◆ What you should do ◆
Restate the listing below word for word, omitting any images.

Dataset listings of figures

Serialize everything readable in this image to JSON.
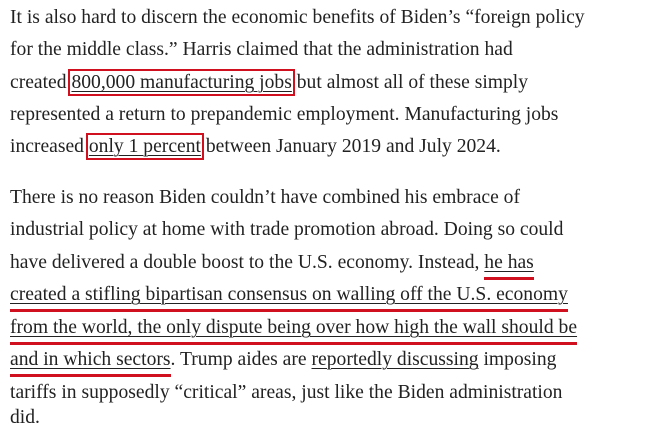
{
  "paragraphs": [
    {
      "lines": [
        [
          "It is also hard to discern the economic benefits of Biden’s “foreign policy"
        ],
        [
          "for the middle class.” Harris claimed that the administration had"
        ],
        [
          "created ",
          "800,000 manufacturing jobs",
          " but almost all of these simply"
        ],
        [
          "represented a return to prepandemic employment. Manufacturing jobs"
        ],
        [
          "increased ",
          "only 1 percent",
          " between January 2019 and July 2024."
        ]
      ]
    },
    {
      "lines": [
        [
          "There is no reason Biden couldn’t have combined his embrace of"
        ],
        [
          "industrial policy at home with trade promotion abroad. Doing so could"
        ],
        [
          "have delivered a double boost to the U.S. economy. Instead, ",
          "he has"
        ],
        [
          "created a stifling bipartisan consensus on walling off the U.S. economy"
        ],
        [
          "from the world, the only dispute being over how high the wall should be"
        ],
        [
          "and in which sectors",
          ". Trump aides are ",
          "reportedly discussing",
          " imposing"
        ],
        [
          "tariffs in supposedly “critical” areas, just like the Biden administration"
        ],
        [
          "did."
        ]
      ]
    }
  ]
}
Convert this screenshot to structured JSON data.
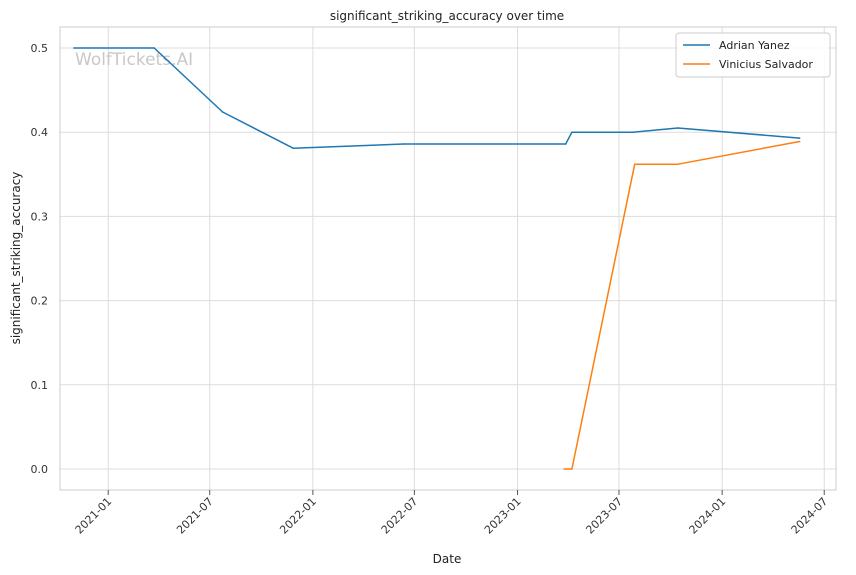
{
  "chart_data": {
    "type": "line",
    "title": "significant_striking_accuracy over time",
    "xlabel": "Date",
    "ylabel": "significant_striking_accuracy",
    "watermark": "WolfTickets.AI",
    "xlim": [
      "2020-10-07",
      "2024-07-22"
    ],
    "ylim": [
      -0.025,
      0.525
    ],
    "x_ticks": [
      "2021-01-01",
      "2021-07-01",
      "2022-01-01",
      "2022-07-01",
      "2023-01-01",
      "2023-07-01",
      "2024-01-01",
      "2024-07-01"
    ],
    "x_tick_labels": [
      "2021-01",
      "2021-07",
      "2022-01",
      "2022-07",
      "2023-01",
      "2023-07",
      "2024-01",
      "2024-07"
    ],
    "y_ticks": [
      0.0,
      0.1,
      0.2,
      0.3,
      0.4,
      0.5
    ],
    "y_tick_labels": [
      "0.0",
      "0.1",
      "0.2",
      "0.3",
      "0.4",
      "0.5"
    ],
    "grid": true,
    "legend_position": "top-right",
    "series": [
      {
        "name": "Adrian Yanez",
        "color": "#1f77b4",
        "points": [
          {
            "x": "2020-11-01",
            "y": 0.5
          },
          {
            "x": "2021-03-24",
            "y": 0.5
          },
          {
            "x": "2021-07-24",
            "y": 0.424
          },
          {
            "x": "2021-11-27",
            "y": 0.381
          },
          {
            "x": "2022-06-12",
            "y": 0.386
          },
          {
            "x": "2023-03-28",
            "y": 0.386
          },
          {
            "x": "2023-04-08",
            "y": 0.4
          },
          {
            "x": "2023-07-26",
            "y": 0.4
          },
          {
            "x": "2023-10-14",
            "y": 0.405
          },
          {
            "x": "2024-05-18",
            "y": 0.393
          }
        ]
      },
      {
        "name": "Vinicius Salvador",
        "color": "#ff7f0e",
        "points": [
          {
            "x": "2023-03-25",
            "y": 0.0
          },
          {
            "x": "2023-04-08",
            "y": 0.0
          },
          {
            "x": "2023-07-29",
            "y": 0.362
          },
          {
            "x": "2023-10-14",
            "y": 0.362
          },
          {
            "x": "2024-05-18",
            "y": 0.389
          }
        ]
      }
    ]
  }
}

◆ Answer for the task ◆
Serialize everything readable in this image to JSON.
{
  "paragraphs": [
    {
      "lines": [
        [
          "It is also hard to discern the economic benefits of Biden’s “foreign policy"
        ],
        [
          "for the middle class.” Harris claimed that the administration had"
        ],
        [
          "created ",
          "800,000 manufacturing jobs",
          " but almost all of these simply"
        ],
        [
          "represented a return to prepandemic employment. Manufacturing jobs"
        ],
        [
          "increased ",
          "only 1 percent",
          " between January 2019 and July 2024."
        ]
      ]
    },
    {
      "lines": [
        [
          "There is no reason Biden couldn’t have combined his embrace of"
        ],
        [
          "industrial policy at home with trade promotion abroad. Doing so could"
        ],
        [
          "have delivered a double boost to the U.S. economy. Instead, ",
          "he has"
        ],
        [
          "created a stifling bipartisan consensus on walling off the U.S. economy"
        ],
        [
          "from the world, the only dispute being over how high the wall should be"
        ],
        [
          "and in which sectors",
          ". Trump aides are ",
          "reportedly discussing",
          " imposing"
        ],
        [
          "tariffs in supposedly “critical” areas, just like the Biden administration"
        ],
        [
          "did."
        ]
      ]
    }
  ]
}
Convert this screenshot to structured JSON data.
{
  "chart_data": {
    "type": "line",
    "title": "significant_striking_accuracy over time",
    "xlabel": "Date",
    "ylabel": "significant_striking_accuracy",
    "watermark": "WolfTickets.AI",
    "xlim": [
      "2020-10-07",
      "2024-07-22"
    ],
    "ylim": [
      -0.025,
      0.525
    ],
    "x_ticks": [
      "2021-01-01",
      "2021-07-01",
      "2022-01-01",
      "2022-07-01",
      "2023-01-01",
      "2023-07-01",
      "2024-01-01",
      "2024-07-01"
    ],
    "x_tick_labels": [
      "2021-01",
      "2021-07",
      "2022-01",
      "2022-07",
      "2023-01",
      "2023-07",
      "2024-01",
      "2024-07"
    ],
    "y_ticks": [
      0.0,
      0.1,
      0.2,
      0.3,
      0.4,
      0.5
    ],
    "y_tick_labels": [
      "0.0",
      "0.1",
      "0.2",
      "0.3",
      "0.4",
      "0.5"
    ],
    "grid": true,
    "legend_position": "top-right",
    "series": [
      {
        "name": "Adrian Yanez",
        "color": "#1f77b4",
        "points": [
          {
            "x": "2020-11-01",
            "y": 0.5
          },
          {
            "x": "2021-03-24",
            "y": 0.5
          },
          {
            "x": "2021-07-24",
            "y": 0.424
          },
          {
            "x": "2021-11-27",
            "y": 0.381
          },
          {
            "x": "2022-06-12",
            "y": 0.386
          },
          {
            "x": "2023-03-28",
            "y": 0.386
          },
          {
            "x": "2023-04-08",
            "y": 0.4
          },
          {
            "x": "2023-07-26",
            "y": 0.4
          },
          {
            "x": "2023-10-14",
            "y": 0.405
          },
          {
            "x": "2024-05-18",
            "y": 0.393
          }
        ]
      },
      {
        "name": "Vinicius Salvador",
        "color": "#ff7f0e",
        "points": [
          {
            "x": "2023-03-25",
            "y": 0.0
          },
          {
            "x": "2023-04-08",
            "y": 0.0
          },
          {
            "x": "2023-07-29",
            "y": 0.362
          },
          {
            "x": "2023-10-14",
            "y": 0.362
          },
          {
            "x": "2024-05-18",
            "y": 0.389
          }
        ]
      }
    ]
  }
}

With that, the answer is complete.